Entries supplied
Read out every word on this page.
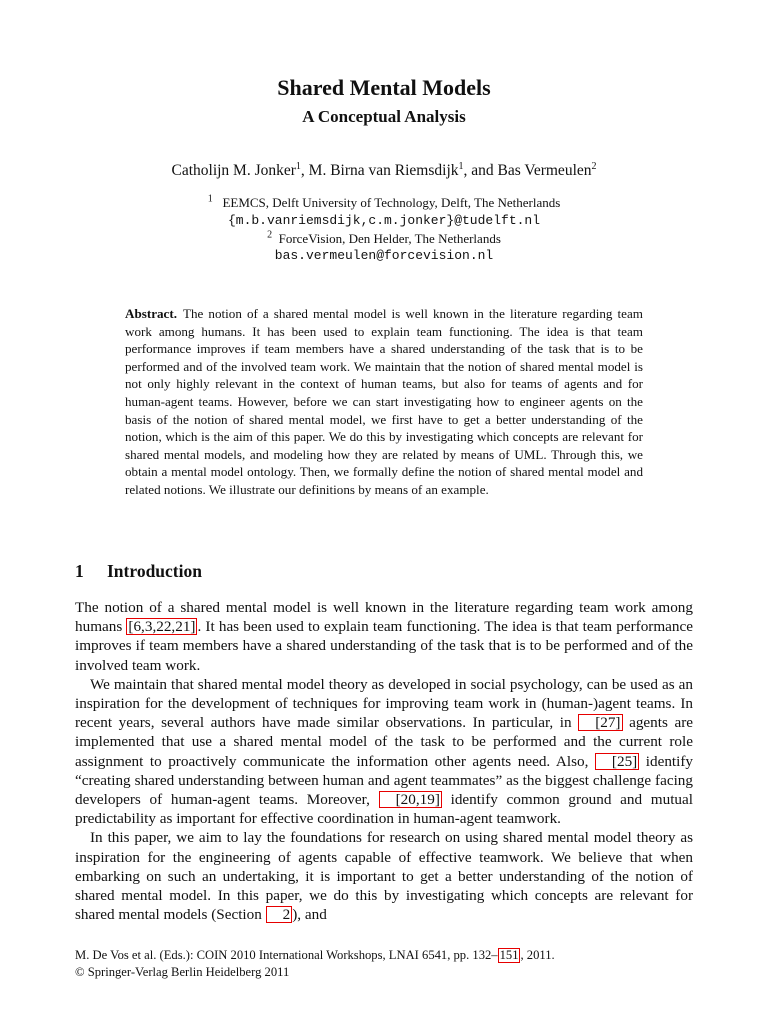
Shared Mental Models
A Conceptual Analysis
Catholijn M. Jonker$^1$, M. Birna van Riemsdijk$^1$, and Bas Vermeulen$^2$
$^1$ EEMCS, Delft University of Technology, Delft, The Netherlands
{m.b.vanriemsdijk,c.m.jonker}@tudelft.nl
$^2$ ForceVision, Den Helder, The Netherlands
bas.vermeulen@forcevision.nl
Abstract. The notion of a shared mental model is well known in the literature regarding team work among humans. It has been used to explain team functioning. The idea is that team performance improves if team members have a shared understanding of the task that is to be performed and of the involved team work. We maintain that the notion of shared mental model is not only highly relevant in the context of human teams, but also for teams of agents and for human-agent teams. However, before we can start investigating how to engineer agents on the basis of the notion of shared mental model, we first have to get a better understanding of the notion, which is the aim of this paper. We do this by investigating which concepts are relevant for shared mental models, and modeling how they are related by means of UML. Through this, we obtain a mental model ontology. Then, we formally define the notion of shared mental model and related notions. We illustrate our definitions by means of an example.
1 Introduction

The notion of a shared mental model is well known in the literature regarding team work among humans [6,3,22,21] . It has been used to explain team functioning. The idea is that team performance improves if team members have a shared understanding of the task that is to be performed and of the involved team work.

We maintain that shared mental model theory as developed in social psychology, can be used as an inspiration for the development of techniques for improving team work in (human-)agent teams. In recent years, several authors have made similar observations. In particular, in [27] agents are implemented that use a shared mental model of the task to be performed and the current role assignment to proactively communicate the information other agents need. Also, [25] identify “creating shared understanding between human and agent teammates” as the biggest challenge facing developers of human-agent teams. Moreover, [20,19] identify common ground and mutual predictability as important for effective coordination in human-agent teamwork.

In this paper, we aim to lay the foundations for research on using shared mental model theory as inspiration for the engineering of agents capable of effective teamwork. We believe that when embarking on such an undertaking, it is important to get a better understanding of the notion of shared mental model. In this paper, we do this by investigating which concepts are relevant for shared mental models (Section 2 ), and

M. De Vos et al. (Eds.): COIN 2010 International Workshops, LNAI 6541, pp. 132– 151 , 2011.
© Springer-Verlag Berlin Heidelberg 2011
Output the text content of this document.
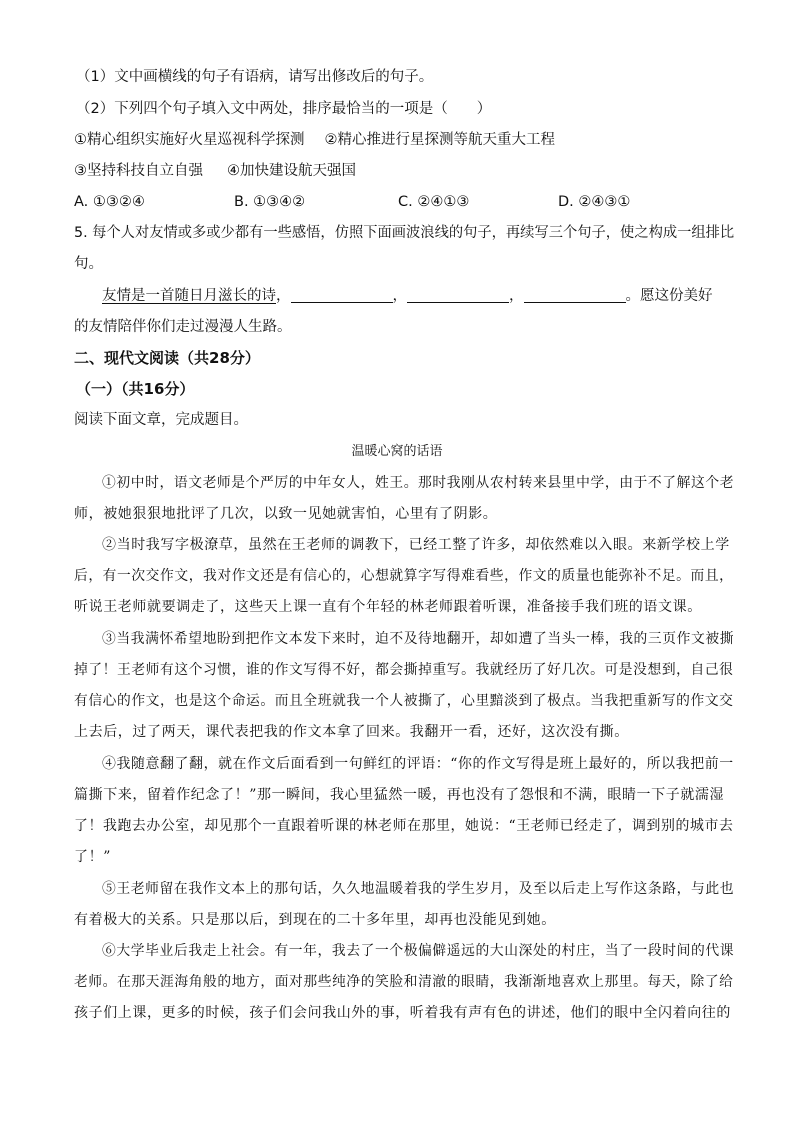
（1）文中画横线的句子有语病，请写出修改后的句子。
（2）下列四个句子填入文中两处，排序最恰当的一项是（　　）
①精心组织实施好火星巡视科学探测 ②精心推进行星探测等航天重大工程
③坚持科技自立自强 ④加快建设航天强国
A. ①③②④	B. ①③④②	C. ②④①③	D. ②④③①
5. 每个人对友情或多或少都有一些感悟，仿照下面画波浪线的句子，再续写三个句子，使之构成一组排比
句。
友情是一首随日月滋长的诗，	，	，	。愿这份美好
的友情陪伴你们走过漫漫人生路。
二、现代文阅读（共28分）
（一）（共16分）
阅读下面文章，完成题目。
温暖心窝的话语
①初中时，语文老师是个严厉的中年女人，姓王。那时我刚从农村转来县里中学，由于不了解这个老
师，被她狠狠地批评了几次，以致一见她就害怕，心里有了阴影。
②当时我写字极潦草，虽然在王老师的调教下，已经工整了许多，却依然难以入眼。来新学校上学
后，有一次交作文，我对作文还是有信心的，心想就算字写得难看些，作文的质量也能弥补不足。而且，
听说王老师就要调走了，这些天上课一直有个年轻的林老师跟着听课，准备接手我们班的语文课。
③当我满怀希望地盼到把作文本发下来时，迫不及待地翻开，却如遭了当头一棒，我的三页作文被撕
掉了！王老师有这个习惯，谁的作文写得不好，都会撕掉重写。我就经历了好几次。可是没想到，自己很
有信心的作文，也是这个命运。而且全班就我一个人被撕了，心里黯淡到了极点。当我把重新写的作文交
上去后，过了两天，课代表把我的作文本拿了回来。我翻开一看，还好，这次没有撕。
④我随意翻了翻，就在作文后面看到一句鲜红的评语：“你的作文写得是班上最好的，所以我把前一
篇撕下来，留着作纪念了！”那一瞬间，我心里猛然一暖，再也没有了怨恨和不满，眼睛一下子就濡湿
了！我跑去办公室，却见那个一直跟着听课的林老师在那里，她说：“王老师已经走了，调到别的城市去
了！”
⑤王老师留在我作文本上的那句话，久久地温暖着我的学生岁月，及至以后走上写作这条路，与此也
有着极大的关系。只是那以后，到现在的二十多年里，却再也没能见到她。
⑥大学毕业后我走上社会。有一年，我去了一个极偏僻遥远的大山深处的村庄，当了一段时间的代课
老师。在那天涯海角般的地方，面对那些纯净的笑脸和清澈的眼睛，我渐渐地喜欢上那里。每天，除了给
孩子们上课，更多的时候，孩子们会问我山外的事，听着我有声有色的讲述，他们的眼中全闪着向往的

Set exercise
Locate and copy each line in the data above that includes the word "important".

Full response
We maintain that shared mental model theory as developed in social psychology, can be used as an inspiration for the development of techniques for improving team work in (human-)agent teams. In recent years, several authors have made similar observations. In particular, in [27] agents are implemented that use a shared mental model of the task to be performed and the current role assignment to proactively communicate the information other agents need. Also, [25] identify “creating shared understanding between human and agent teammates” as the biggest challenge facing developers of human-agent teams. Moreover, [20,19] identify common ground and mutual predictability as important for effective coordination in human-agent teamwork.
In this paper, we aim to lay the foundations for research on using shared mental model theory as inspiration for the engineering of agents capable of effective teamwork. We believe that when embarking on such an undertaking, it is important to get a better understanding of the notion of shared mental model. In this paper, we do this by investigating which concepts are relevant for shared mental models (Section 2 ), and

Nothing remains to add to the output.